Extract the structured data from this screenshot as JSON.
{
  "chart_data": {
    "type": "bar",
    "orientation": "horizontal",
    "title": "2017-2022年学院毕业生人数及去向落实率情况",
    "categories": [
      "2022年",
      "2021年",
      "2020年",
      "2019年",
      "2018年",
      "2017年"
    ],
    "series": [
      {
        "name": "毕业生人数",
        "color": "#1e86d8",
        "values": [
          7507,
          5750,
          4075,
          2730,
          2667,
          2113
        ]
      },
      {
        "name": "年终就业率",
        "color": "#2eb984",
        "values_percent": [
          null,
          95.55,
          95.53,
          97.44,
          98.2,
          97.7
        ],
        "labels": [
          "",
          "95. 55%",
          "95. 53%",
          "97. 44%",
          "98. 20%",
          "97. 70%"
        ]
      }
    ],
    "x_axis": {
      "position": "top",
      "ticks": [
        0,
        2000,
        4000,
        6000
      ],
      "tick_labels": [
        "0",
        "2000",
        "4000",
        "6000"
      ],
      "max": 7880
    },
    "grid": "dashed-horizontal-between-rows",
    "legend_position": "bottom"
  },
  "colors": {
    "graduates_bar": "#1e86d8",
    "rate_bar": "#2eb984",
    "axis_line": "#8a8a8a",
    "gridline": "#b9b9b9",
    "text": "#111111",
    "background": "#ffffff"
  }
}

= = = = = = =

_Written problem_: Word for word, write out the data.

_Solution_:
Extract the structured data from this screenshot as JSON.
{
  "chart_data": {
    "type": "bar",
    "orientation": "horizontal",
    "title": "2017-2022年学院毕业生人数及去向落实率情况",
    "categories": [
      "2022年",
      "2021年",
      "2020年",
      "2019年",
      "2018年",
      "2017年"
    ],
    "series": [
      {
        "name": "毕业生人数",
        "color": "#1e86d8",
        "values": [
          7507,
          5750,
          4075,
          2730,
          2667,
          2113
        ]
      },
      {
        "name": "年终就业率",
        "color": "#2eb984",
        "values_percent": [
          null,
          95.55,
          95.53,
          97.44,
          98.2,
          97.7
        ],
        "labels": [
          "",
          "95. 55%",
          "95. 53%",
          "97. 44%",
          "98. 20%",
          "97. 70%"
        ]
      }
    ],
    "x_axis": {
      "position": "top",
      "ticks": [
        0,
        2000,
        4000,
        6000
      ],
      "tick_labels": [
        "0",
        "2000",
        "4000",
        "6000"
      ],
      "max": 7880
    },
    "grid": "dashed-horizontal-between-rows",
    "legend_position": "bottom"
  },
  "colors": {
    "graduates_bar": "#1e86d8",
    "rate_bar": "#2eb984",
    "axis_line": "#8a8a8a",
    "gridline": "#b9b9b9",
    "text": "#111111",
    "background": "#ffffff"
  }
}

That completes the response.